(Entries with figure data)
## START
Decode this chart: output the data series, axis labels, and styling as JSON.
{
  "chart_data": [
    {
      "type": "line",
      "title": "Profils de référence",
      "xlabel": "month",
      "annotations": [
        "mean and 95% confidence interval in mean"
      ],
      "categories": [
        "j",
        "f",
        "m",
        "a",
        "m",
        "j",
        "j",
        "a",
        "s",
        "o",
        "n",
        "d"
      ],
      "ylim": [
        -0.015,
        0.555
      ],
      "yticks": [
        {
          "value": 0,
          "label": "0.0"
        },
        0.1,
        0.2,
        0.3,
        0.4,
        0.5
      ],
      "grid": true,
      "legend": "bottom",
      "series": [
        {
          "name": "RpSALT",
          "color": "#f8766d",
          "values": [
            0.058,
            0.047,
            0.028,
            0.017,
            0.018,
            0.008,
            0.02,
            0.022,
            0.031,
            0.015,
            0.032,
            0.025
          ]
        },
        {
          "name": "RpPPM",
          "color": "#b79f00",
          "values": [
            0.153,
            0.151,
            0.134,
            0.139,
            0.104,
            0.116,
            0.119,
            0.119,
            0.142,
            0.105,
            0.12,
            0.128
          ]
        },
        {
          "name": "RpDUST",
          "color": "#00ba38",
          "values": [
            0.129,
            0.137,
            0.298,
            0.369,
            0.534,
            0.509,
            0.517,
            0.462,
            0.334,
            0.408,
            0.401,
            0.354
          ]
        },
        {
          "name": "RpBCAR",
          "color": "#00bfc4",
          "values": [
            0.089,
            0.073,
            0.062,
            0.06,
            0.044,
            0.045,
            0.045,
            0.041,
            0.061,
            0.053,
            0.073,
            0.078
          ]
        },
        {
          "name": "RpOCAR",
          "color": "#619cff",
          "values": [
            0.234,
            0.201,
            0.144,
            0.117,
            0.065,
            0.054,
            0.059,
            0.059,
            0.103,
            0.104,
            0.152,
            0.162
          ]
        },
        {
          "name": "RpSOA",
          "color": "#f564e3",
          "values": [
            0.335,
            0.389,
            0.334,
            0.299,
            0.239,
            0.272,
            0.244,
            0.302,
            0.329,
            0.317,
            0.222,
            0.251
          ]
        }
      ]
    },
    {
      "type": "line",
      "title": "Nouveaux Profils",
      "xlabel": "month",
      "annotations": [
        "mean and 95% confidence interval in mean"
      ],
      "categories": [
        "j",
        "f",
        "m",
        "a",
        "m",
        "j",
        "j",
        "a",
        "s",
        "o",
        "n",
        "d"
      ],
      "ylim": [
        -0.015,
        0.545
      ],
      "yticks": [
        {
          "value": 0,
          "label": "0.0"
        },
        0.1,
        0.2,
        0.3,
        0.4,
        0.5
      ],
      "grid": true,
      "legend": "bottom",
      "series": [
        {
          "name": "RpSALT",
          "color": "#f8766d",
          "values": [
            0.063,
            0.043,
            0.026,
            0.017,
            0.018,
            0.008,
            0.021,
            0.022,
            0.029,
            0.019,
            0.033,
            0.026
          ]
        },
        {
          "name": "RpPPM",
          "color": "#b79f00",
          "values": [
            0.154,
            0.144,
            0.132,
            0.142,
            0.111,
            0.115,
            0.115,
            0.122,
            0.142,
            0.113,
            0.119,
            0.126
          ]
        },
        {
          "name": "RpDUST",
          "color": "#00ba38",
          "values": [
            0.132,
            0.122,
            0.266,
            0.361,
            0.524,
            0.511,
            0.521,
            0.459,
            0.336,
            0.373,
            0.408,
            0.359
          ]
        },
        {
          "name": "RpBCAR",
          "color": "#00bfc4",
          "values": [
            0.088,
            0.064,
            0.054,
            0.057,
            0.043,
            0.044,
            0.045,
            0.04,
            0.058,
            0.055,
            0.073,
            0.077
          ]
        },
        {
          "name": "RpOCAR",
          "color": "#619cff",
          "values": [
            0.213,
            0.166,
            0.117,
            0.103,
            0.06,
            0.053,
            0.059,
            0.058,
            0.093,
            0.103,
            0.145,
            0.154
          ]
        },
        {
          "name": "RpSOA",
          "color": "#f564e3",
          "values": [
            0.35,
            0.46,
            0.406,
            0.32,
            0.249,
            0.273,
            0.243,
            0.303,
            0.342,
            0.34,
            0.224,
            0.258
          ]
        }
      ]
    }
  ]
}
## END
=== SET TASK ===
Report only the number of lines that hold the string "Profils" in this listing.

=== COMPLETED EXERCISE ===
2